Godsbot – eine Geschichte aus der nahen Zukunft

Predigt am 29. September 2019 in der Marktkirche in Hannover

Liebe Gemeinde,
heute ist Michaelistag.
Der Erzengel Michael kämpft gegen den Teufel, der in Drachengestalt daher kommt.
Engel gegen Satan, himmlische gegen höllische Wesen.
Und wir Menschen sind mittendrin im Geschehen.
Irgendwie dazwischen.
Wissen manchmal auch gar nicht, wer denn was ist:
Engel oder Teufel.
Helfer oder Vernichter.

In den letzten beiden Tagen fand hier in der Marktkirche ein großes Forum statt.
Der Verband Kirche-Wirtschaft-Arbeitswelt der EKD hat es organisiert.
Es stand unter der Überschrift:
Kann Künstliche Intelligenz die Welt retten?
Ein wenig provokant, aber das wollten wir so.
Denn dahinter steckt eine Frage, die Menschen in diesen Tagen bewegt:
Künstliche Intelligenz – Teufelszeug oder Gottesgeschenk?

● **DATENSÄTZE**

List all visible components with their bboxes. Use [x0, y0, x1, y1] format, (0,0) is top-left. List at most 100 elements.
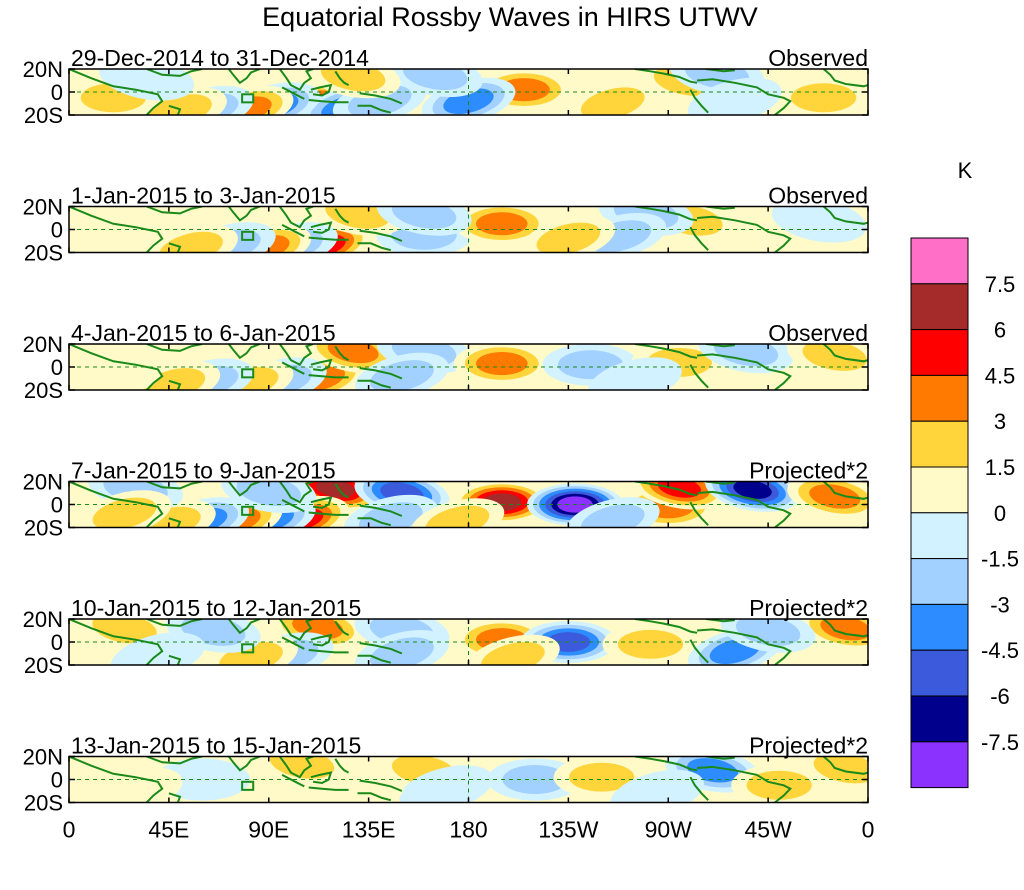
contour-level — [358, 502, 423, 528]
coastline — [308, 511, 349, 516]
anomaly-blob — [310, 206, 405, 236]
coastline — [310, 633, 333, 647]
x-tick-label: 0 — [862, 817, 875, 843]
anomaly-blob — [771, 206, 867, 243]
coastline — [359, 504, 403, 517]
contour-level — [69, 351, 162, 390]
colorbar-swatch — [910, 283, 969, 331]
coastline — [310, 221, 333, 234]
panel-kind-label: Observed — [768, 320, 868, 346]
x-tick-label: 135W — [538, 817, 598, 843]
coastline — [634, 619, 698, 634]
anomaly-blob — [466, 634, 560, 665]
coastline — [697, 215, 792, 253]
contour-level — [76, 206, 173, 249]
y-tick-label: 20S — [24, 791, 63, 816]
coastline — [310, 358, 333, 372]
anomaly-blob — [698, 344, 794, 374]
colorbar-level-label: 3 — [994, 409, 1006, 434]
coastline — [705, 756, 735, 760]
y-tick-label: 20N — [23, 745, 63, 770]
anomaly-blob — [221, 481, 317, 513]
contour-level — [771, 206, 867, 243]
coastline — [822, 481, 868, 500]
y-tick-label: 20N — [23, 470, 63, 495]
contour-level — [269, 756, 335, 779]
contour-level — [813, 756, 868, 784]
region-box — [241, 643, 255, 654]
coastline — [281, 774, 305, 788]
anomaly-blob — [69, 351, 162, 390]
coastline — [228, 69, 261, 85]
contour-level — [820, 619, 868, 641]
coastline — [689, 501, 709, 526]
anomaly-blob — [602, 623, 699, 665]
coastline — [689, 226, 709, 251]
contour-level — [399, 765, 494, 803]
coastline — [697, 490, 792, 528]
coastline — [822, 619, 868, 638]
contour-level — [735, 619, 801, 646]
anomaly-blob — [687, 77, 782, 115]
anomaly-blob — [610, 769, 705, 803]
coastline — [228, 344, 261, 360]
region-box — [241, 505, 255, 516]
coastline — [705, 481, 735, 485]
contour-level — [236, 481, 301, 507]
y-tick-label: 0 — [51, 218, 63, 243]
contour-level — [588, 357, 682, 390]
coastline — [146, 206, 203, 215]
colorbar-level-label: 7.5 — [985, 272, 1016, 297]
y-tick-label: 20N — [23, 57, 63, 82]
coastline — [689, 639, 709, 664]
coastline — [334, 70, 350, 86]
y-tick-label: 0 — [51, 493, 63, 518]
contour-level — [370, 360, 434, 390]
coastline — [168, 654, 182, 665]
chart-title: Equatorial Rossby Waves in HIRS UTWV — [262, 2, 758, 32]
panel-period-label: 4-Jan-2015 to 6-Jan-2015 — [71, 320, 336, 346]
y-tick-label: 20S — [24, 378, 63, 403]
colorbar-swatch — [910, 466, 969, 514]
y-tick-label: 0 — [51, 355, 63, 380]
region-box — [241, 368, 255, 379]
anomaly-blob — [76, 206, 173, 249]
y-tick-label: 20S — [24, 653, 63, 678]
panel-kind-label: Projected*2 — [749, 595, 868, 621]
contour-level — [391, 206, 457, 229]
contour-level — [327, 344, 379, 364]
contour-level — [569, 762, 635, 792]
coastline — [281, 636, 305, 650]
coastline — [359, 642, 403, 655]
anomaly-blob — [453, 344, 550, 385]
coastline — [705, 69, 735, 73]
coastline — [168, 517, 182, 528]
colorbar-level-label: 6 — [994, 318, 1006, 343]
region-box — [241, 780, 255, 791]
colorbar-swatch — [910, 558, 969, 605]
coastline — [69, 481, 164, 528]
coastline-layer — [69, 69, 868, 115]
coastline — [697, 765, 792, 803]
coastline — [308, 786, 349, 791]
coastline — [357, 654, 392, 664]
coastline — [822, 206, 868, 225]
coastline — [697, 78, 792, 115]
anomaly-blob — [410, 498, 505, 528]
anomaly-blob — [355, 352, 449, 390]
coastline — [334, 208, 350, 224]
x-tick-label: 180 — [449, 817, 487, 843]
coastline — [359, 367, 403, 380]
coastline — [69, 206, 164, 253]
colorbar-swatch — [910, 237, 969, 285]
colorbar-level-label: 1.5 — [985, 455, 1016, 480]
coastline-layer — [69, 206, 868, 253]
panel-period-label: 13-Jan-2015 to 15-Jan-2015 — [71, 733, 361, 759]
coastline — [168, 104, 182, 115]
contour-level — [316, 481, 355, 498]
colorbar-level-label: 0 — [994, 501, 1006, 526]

● **KURZE AUFGABE**
Beantworte zur Predigt über den Michaelistag die folgenden Fragen:
(a) An welchem Datum und in welcher Kirche wurde die Predigt gehalten?
(b) Welcher Verband hat das Forum organisiert?
(c) Unter welcher Überschrift stand das Forum?

● **DIE ANTWORT**
(a) Die Predigt wurde am 29. September 2019 in der Marktkirche in Hannover gehalten.
(b) Das Forum hat der Verband Kirche-Wirtschaft-Arbeitswelt der EKD organisiert.
(c) Das Forum stand unter der Überschrift „Kann Künstliche Intelligenz die Welt retten?“.